Source records
::::::

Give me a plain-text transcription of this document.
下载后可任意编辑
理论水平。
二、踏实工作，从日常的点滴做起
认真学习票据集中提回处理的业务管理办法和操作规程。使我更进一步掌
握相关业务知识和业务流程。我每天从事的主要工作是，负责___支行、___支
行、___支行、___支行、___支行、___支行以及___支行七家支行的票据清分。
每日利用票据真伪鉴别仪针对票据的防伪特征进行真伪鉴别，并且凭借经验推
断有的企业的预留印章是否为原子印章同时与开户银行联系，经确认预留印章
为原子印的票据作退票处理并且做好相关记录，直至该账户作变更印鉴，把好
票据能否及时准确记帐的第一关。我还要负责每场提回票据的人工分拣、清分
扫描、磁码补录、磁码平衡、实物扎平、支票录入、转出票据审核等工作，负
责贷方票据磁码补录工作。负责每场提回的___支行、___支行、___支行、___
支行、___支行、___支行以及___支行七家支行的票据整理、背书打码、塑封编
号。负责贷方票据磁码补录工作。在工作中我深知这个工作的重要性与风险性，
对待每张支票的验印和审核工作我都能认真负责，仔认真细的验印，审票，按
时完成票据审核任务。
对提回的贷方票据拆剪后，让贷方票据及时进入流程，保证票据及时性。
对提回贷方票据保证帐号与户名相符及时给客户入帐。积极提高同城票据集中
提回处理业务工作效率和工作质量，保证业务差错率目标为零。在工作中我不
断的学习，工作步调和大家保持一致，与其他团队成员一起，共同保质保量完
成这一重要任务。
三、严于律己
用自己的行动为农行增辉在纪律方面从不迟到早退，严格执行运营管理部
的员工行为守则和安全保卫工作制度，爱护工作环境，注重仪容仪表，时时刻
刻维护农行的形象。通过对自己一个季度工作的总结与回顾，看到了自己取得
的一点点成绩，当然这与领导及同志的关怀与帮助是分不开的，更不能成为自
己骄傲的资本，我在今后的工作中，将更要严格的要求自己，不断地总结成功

::::::

= Direction =
Nothing should be left out: repeat all of the data exactly.

= Final result =
Give me a plain-text transcription of this document.
下载后可任意编辑
理论水平。
二、踏实工作，从日常的点滴做起
认真学习票据集中提回处理的业务管理办法和操作规程。使我更进一步掌
握相关业务知识和业务流程。我每天从事的主要工作是，负责___支行、___支
行、___支行、___支行、___支行、___支行以及___支行七家支行的票据清分。
每日利用票据真伪鉴别仪针对票据的防伪特征进行真伪鉴别，并且凭借经验推
断有的企业的预留印章是否为原子印章同时与开户银行联系，经确认预留印章
为原子印的票据作退票处理并且做好相关记录，直至该账户作变更印鉴，把好
票据能否及时准确记帐的第一关。我还要负责每场提回票据的人工分拣、清分
扫描、磁码补录、磁码平衡、实物扎平、支票录入、转出票据审核等工作，负
责贷方票据磁码补录工作。负责每场提回的___支行、___支行、___支行、___
支行、___支行、___支行以及___支行七家支行的票据整理、背书打码、塑封编
号。负责贷方票据磁码补录工作。在工作中我深知这个工作的重要性与风险性，
对待每张支票的验印和审核工作我都能认真负责，仔认真细的验印，审票，按
时完成票据审核任务。
对提回的贷方票据拆剪后，让贷方票据及时进入流程，保证票据及时性。
对提回贷方票据保证帐号与户名相符及时给客户入帐。积极提高同城票据集中
提回处理业务工作效率和工作质量，保证业务差错率目标为零。在工作中我不
断的学习，工作步调和大家保持一致，与其他团队成员一起，共同保质保量完
成这一重要任务。
三、严于律己
用自己的行动为农行增辉在纪律方面从不迟到早退，严格执行运营管理部
的员工行为守则和安全保卫工作制度，爱护工作环境，注重仪容仪表，时时刻
刻维护农行的形象。通过对自己一个季度工作的总结与回顾，看到了自己取得
的一点点成绩，当然这与领导及同志的关怀与帮助是分不开的，更不能成为自
己骄傲的资本，我在今后的工作中，将更要严格的要求自己，不断地总结成功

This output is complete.